What is expected:
Without the pictures, write out all the lines below exactly as they appear.

Extracts from a graphics dataset:
--------------------
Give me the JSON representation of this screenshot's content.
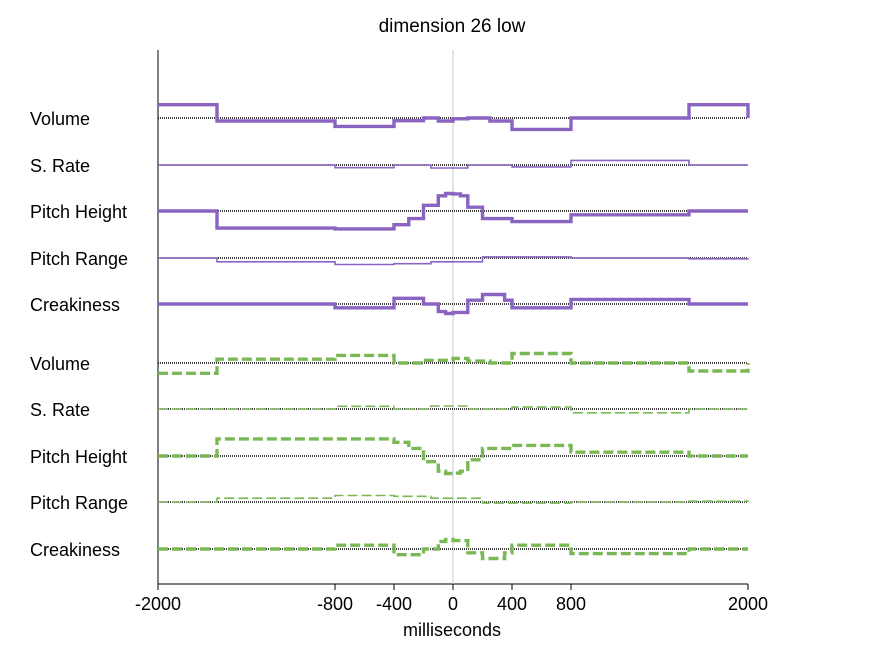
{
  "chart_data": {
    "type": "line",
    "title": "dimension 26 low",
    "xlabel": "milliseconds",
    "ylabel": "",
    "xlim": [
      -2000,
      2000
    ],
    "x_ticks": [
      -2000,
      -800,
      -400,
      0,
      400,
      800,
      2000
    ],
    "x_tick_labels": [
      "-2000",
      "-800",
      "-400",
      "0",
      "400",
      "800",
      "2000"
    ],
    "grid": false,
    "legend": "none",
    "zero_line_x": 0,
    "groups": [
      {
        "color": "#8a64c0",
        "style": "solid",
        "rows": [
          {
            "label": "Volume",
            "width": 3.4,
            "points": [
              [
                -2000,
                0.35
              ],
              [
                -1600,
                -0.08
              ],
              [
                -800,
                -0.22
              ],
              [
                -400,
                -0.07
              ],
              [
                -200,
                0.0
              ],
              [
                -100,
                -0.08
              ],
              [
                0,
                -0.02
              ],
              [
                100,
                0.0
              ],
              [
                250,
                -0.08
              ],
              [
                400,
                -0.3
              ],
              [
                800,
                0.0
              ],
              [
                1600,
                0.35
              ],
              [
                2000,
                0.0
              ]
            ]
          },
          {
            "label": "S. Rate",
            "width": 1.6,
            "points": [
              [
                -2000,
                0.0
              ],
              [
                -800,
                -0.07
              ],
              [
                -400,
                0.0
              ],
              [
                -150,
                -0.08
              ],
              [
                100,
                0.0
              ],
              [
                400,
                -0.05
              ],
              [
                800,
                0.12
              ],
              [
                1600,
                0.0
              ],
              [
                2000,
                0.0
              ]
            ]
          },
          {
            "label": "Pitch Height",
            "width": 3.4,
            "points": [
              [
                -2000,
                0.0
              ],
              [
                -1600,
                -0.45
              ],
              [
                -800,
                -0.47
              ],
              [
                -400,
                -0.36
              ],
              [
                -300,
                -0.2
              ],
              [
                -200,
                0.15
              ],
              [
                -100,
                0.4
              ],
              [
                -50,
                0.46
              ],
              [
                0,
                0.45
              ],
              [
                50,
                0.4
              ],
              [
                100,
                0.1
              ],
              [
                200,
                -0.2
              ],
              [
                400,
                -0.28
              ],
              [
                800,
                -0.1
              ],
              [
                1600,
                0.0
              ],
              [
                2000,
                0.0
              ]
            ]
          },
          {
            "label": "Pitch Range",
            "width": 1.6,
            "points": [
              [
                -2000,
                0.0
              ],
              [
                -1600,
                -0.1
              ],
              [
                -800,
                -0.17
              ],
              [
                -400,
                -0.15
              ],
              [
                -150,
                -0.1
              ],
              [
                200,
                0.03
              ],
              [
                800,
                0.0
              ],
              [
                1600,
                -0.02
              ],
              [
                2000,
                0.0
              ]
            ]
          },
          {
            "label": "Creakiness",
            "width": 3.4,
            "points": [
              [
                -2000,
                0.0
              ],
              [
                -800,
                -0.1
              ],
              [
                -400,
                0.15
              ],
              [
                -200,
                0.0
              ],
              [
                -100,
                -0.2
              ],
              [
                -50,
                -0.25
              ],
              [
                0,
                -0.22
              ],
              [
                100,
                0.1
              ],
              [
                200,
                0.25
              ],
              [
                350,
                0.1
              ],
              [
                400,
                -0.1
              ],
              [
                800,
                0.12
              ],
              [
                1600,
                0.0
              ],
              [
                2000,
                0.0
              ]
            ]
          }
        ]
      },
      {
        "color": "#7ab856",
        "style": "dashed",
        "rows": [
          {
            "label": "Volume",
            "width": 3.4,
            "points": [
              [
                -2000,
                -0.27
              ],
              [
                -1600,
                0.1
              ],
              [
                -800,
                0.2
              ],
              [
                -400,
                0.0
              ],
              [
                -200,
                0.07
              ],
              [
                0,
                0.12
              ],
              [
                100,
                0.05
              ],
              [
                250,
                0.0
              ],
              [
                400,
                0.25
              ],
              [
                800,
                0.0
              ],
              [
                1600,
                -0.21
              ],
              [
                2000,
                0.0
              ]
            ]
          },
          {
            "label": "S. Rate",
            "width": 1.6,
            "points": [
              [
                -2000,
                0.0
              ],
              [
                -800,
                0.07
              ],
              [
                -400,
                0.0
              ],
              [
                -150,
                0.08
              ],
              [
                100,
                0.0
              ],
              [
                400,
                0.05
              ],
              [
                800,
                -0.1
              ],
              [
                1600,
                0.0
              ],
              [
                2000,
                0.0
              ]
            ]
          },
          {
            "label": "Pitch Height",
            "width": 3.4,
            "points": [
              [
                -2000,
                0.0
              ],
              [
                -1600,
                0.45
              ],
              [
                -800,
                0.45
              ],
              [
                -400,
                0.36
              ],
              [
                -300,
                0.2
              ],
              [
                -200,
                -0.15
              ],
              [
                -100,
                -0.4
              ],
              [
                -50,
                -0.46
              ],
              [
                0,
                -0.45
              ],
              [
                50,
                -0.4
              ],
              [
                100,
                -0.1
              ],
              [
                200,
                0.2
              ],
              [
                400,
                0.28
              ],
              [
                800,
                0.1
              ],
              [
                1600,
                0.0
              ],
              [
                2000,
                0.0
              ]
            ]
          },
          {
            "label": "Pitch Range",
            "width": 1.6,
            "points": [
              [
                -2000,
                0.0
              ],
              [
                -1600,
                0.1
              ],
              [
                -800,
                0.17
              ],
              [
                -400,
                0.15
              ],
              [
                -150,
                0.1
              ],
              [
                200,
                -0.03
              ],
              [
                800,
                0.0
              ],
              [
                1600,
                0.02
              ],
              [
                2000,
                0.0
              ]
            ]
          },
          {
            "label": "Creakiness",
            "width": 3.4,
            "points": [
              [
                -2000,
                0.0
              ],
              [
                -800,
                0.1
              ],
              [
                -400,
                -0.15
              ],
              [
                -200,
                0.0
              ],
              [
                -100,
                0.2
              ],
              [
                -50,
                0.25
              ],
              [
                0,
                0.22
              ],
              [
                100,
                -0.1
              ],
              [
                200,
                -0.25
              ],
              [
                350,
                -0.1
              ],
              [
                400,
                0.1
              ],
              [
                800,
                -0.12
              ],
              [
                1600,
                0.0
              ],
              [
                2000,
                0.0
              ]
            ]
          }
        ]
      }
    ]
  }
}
--------------------
Written response:
Give me the JSON representation of this screenshot's content.
{
  "chart_data": {
    "type": "line",
    "title": "dimension 26 low",
    "xlabel": "milliseconds",
    "ylabel": "",
    "xlim": [
      -2000,
      2000
    ],
    "x_ticks": [
      -2000,
      -800,
      -400,
      0,
      400,
      800,
      2000
    ],
    "x_tick_labels": [
      "-2000",
      "-800",
      "-400",
      "0",
      "400",
      "800",
      "2000"
    ],
    "grid": false,
    "legend": "none",
    "zero_line_x": 0,
    "groups": [
      {
        "color": "#8a64c0",
        "style": "solid",
        "rows": [
          {
            "label": "Volume",
            "width": 3.4,
            "points": [
              [
                -2000,
                0.35
              ],
              [
                -1600,
                -0.08
              ],
              [
                -800,
                -0.22
              ],
              [
                -400,
                -0.07
              ],
              [
                -200,
                0.0
              ],
              [
                -100,
                -0.08
              ],
              [
                0,
                -0.02
              ],
              [
                100,
                0.0
              ],
              [
                250,
                -0.08
              ],
              [
                400,
                -0.3
              ],
              [
                800,
                0.0
              ],
              [
                1600,
                0.35
              ],
              [
                2000,
                0.0
              ]
            ]
          },
          {
            "label": "S. Rate",
            "width": 1.6,
            "points": [
              [
                -2000,
                0.0
              ],
              [
                -800,
                -0.07
              ],
              [
                -400,
                0.0
              ],
              [
                -150,
                -0.08
              ],
              [
                100,
                0.0
              ],
              [
                400,
                -0.05
              ],
              [
                800,
                0.12
              ],
              [
                1600,
                0.0
              ],
              [
                2000,
                0.0
              ]
            ]
          },
          {
            "label": "Pitch Height",
            "width": 3.4,
            "points": [
              [
                -2000,
                0.0
              ],
              [
                -1600,
                -0.45
              ],
              [
                -800,
                -0.47
              ],
              [
                -400,
                -0.36
              ],
              [
                -300,
                -0.2
              ],
              [
                -200,
                0.15
              ],
              [
                -100,
                0.4
              ],
              [
                -50,
                0.46
              ],
              [
                0,
                0.45
              ],
              [
                50,
                0.4
              ],
              [
                100,
                0.1
              ],
              [
                200,
                -0.2
              ],
              [
                400,
                -0.28
              ],
              [
                800,
                -0.1
              ],
              [
                1600,
                0.0
              ],
              [
                2000,
                0.0
              ]
            ]
          },
          {
            "label": "Pitch Range",
            "width": 1.6,
            "points": [
              [
                -2000,
                0.0
              ],
              [
                -1600,
                -0.1
              ],
              [
                -800,
                -0.17
              ],
              [
                -400,
                -0.15
              ],
              [
                -150,
                -0.1
              ],
              [
                200,
                0.03
              ],
              [
                800,
                0.0
              ],
              [
                1600,
                -0.02
              ],
              [
                2000,
                0.0
              ]
            ]
          },
          {
            "label": "Creakiness",
            "width": 3.4,
            "points": [
              [
                -2000,
                0.0
              ],
              [
                -800,
                -0.1
              ],
              [
                -400,
                0.15
              ],
              [
                -200,
                0.0
              ],
              [
                -100,
                -0.2
              ],
              [
                -50,
                -0.25
              ],
              [
                0,
                -0.22
              ],
              [
                100,
                0.1
              ],
              [
                200,
                0.25
              ],
              [
                350,
                0.1
              ],
              [
                400,
                -0.1
              ],
              [
                800,
                0.12
              ],
              [
                1600,
                0.0
              ],
              [
                2000,
                0.0
              ]
            ]
          }
        ]
      },
      {
        "color": "#7ab856",
        "style": "dashed",
        "rows": [
          {
            "label": "Volume",
            "width": 3.4,
            "points": [
              [
                -2000,
                -0.27
              ],
              [
                -1600,
                0.1
              ],
              [
                -800,
                0.2
              ],
              [
                -400,
                0.0
              ],
              [
                -200,
                0.07
              ],
              [
                0,
                0.12
              ],
              [
                100,
                0.05
              ],
              [
                250,
                0.0
              ],
              [
                400,
                0.25
              ],
              [
                800,
                0.0
              ],
              [
                1600,
                -0.21
              ],
              [
                2000,
                0.0
              ]
            ]
          },
          {
            "label": "S. Rate",
            "width": 1.6,
            "points": [
              [
                -2000,
                0.0
              ],
              [
                -800,
                0.07
              ],
              [
                -400,
                0.0
              ],
              [
                -150,
                0.08
              ],
              [
                100,
                0.0
              ],
              [
                400,
                0.05
              ],
              [
                800,
                -0.1
              ],
              [
                1600,
                0.0
              ],
              [
                2000,
                0.0
              ]
            ]
          },
          {
            "label": "Pitch Height",
            "width": 3.4,
            "points": [
              [
                -2000,
                0.0
              ],
              [
                -1600,
                0.45
              ],
              [
                -800,
                0.45
              ],
              [
                -400,
                0.36
              ],
              [
                -300,
                0.2
              ],
              [
                -200,
                -0.15
              ],
              [
                -100,
                -0.4
              ],
              [
                -50,
                -0.46
              ],
              [
                0,
                -0.45
              ],
              [
                50,
                -0.4
              ],
              [
                100,
                -0.1
              ],
              [
                200,
                0.2
              ],
              [
                400,
                0.28
              ],
              [
                800,
                0.1
              ],
              [
                1600,
                0.0
              ],
              [
                2000,
                0.0
              ]
            ]
          },
          {
            "label": "Pitch Range",
            "width": 1.6,
            "points": [
              [
                -2000,
                0.0
              ],
              [
                -1600,
                0.1
              ],
              [
                -800,
                0.17
              ],
              [
                -400,
                0.15
              ],
              [
                -150,
                0.1
              ],
              [
                200,
                -0.03
              ],
              [
                800,
                0.0
              ],
              [
                1600,
                0.02
              ],
              [
                2000,
                0.0
              ]
            ]
          },
          {
            "label": "Creakiness",
            "width": 3.4,
            "points": [
              [
                -2000,
                0.0
              ],
              [
                -800,
                0.1
              ],
              [
                -400,
                -0.15
              ],
              [
                -200,
                0.0
              ],
              [
                -100,
                0.2
              ],
              [
                -50,
                0.25
              ],
              [
                0,
                0.22
              ],
              [
                100,
                -0.1
              ],
              [
                200,
                -0.25
              ],
              [
                350,
                -0.1
              ],
              [
                400,
                0.1
              ],
              [
                800,
                -0.12
              ],
              [
                1600,
                0.0
              ],
              [
                2000,
                0.0
              ]
            ]
          }
        ]
      }
    ]
  }
}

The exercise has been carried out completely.